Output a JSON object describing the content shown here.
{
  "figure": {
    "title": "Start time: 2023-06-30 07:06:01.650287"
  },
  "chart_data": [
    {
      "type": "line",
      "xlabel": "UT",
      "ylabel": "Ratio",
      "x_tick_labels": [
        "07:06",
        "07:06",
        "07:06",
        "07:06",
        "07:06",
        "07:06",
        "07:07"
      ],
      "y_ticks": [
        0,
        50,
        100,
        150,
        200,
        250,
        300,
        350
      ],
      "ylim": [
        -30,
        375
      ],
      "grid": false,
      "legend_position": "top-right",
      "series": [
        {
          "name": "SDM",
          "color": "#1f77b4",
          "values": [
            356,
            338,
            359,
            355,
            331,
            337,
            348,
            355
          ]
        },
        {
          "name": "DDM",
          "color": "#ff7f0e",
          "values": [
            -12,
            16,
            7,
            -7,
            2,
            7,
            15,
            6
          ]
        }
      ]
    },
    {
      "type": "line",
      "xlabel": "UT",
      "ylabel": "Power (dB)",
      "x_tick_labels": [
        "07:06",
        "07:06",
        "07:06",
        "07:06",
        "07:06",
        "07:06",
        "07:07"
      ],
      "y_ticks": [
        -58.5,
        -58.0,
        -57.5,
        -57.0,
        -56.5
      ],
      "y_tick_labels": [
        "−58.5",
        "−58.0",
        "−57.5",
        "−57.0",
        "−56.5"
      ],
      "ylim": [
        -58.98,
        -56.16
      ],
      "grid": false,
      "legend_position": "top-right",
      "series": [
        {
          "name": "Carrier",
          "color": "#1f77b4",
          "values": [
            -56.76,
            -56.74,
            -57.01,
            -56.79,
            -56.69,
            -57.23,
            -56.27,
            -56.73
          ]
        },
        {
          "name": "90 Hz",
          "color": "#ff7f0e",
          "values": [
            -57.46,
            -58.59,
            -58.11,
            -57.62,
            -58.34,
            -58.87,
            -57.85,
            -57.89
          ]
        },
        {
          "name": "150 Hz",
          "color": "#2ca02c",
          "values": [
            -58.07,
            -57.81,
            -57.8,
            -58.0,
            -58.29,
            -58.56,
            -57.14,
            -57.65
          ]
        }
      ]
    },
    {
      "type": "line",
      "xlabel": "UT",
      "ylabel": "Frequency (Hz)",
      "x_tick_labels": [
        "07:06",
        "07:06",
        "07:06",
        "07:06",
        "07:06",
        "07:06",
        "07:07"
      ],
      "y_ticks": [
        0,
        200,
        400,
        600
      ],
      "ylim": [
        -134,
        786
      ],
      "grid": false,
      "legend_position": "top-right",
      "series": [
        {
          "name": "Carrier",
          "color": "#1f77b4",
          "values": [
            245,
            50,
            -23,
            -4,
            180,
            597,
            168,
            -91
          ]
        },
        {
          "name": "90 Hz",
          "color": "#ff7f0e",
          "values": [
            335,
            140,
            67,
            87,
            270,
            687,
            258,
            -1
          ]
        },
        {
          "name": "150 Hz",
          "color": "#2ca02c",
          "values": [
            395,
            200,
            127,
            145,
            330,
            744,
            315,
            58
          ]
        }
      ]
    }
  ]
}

..........

Extract each entry in full and write it down exactly.

Output a JSON object describing the content shown here.
{
  "figure": {
    "title": "Start time: 2023-06-30 07:06:01.650287"
  },
  "chart_data": [
    {
      "type": "line",
      "xlabel": "UT",
      "ylabel": "Ratio",
      "x_tick_labels": [
        "07:06",
        "07:06",
        "07:06",
        "07:06",
        "07:06",
        "07:06",
        "07:07"
      ],
      "y_ticks": [
        0,
        50,
        100,
        150,
        200,
        250,
        300,
        350
      ],
      "ylim": [
        -30,
        375
      ],
      "grid": false,
      "legend_position": "top-right",
      "series": [
        {
          "name": "SDM",
          "color": "#1f77b4",
          "values": [
            356,
            338,
            359,
            355,
            331,
            337,
            348,
            355
          ]
        },
        {
          "name": "DDM",
          "color": "#ff7f0e",
          "values": [
            -12,
            16,
            7,
            -7,
            2,
            7,
            15,
            6
          ]
        }
      ]
    },
    {
      "type": "line",
      "xlabel": "UT",
      "ylabel": "Power (dB)",
      "x_tick_labels": [
        "07:06",
        "07:06",
        "07:06",
        "07:06",
        "07:06",
        "07:06",
        "07:07"
      ],
      "y_ticks": [
        -58.5,
        -58.0,
        -57.5,
        -57.0,
        -56.5
      ],
      "y_tick_labels": [
        "−58.5",
        "−58.0",
        "−57.5",
        "−57.0",
        "−56.5"
      ],
      "ylim": [
        -58.98,
        -56.16
      ],
      "grid": false,
      "legend_position": "top-right",
      "series": [
        {
          "name": "Carrier",
          "color": "#1f77b4",
          "values": [
            -56.76,
            -56.74,
            -57.01,
            -56.79,
            -56.69,
            -57.23,
            -56.27,
            -56.73
          ]
        },
        {
          "name": "90 Hz",
          "color": "#ff7f0e",
          "values": [
            -57.46,
            -58.59,
            -58.11,
            -57.62,
            -58.34,
            -58.87,
            -57.85,
            -57.89
          ]
        },
        {
          "name": "150 Hz",
          "color": "#2ca02c",
          "values": [
            -58.07,
            -57.81,
            -57.8,
            -58.0,
            -58.29,
            -58.56,
            -57.14,
            -57.65
          ]
        }
      ]
    },
    {
      "type": "line",
      "xlabel": "UT",
      "ylabel": "Frequency (Hz)",
      "x_tick_labels": [
        "07:06",
        "07:06",
        "07:06",
        "07:06",
        "07:06",
        "07:06",
        "07:07"
      ],
      "y_ticks": [
        0,
        200,
        400,
        600
      ],
      "ylim": [
        -134,
        786
      ],
      "grid": false,
      "legend_position": "top-right",
      "series": [
        {
          "name": "Carrier",
          "color": "#1f77b4",
          "values": [
            245,
            50,
            -23,
            -4,
            180,
            597,
            168,
            -91
          ]
        },
        {
          "name": "90 Hz",
          "color": "#ff7f0e",
          "values": [
            335,
            140,
            67,
            87,
            270,
            687,
            258,
            -1
          ]
        },
        {
          "name": "150 Hz",
          "color": "#2ca02c",
          "values": [
            395,
            200,
            127,
            145,
            330,
            744,
            315,
            58
          ]
        }
      ]
    }
  ]
}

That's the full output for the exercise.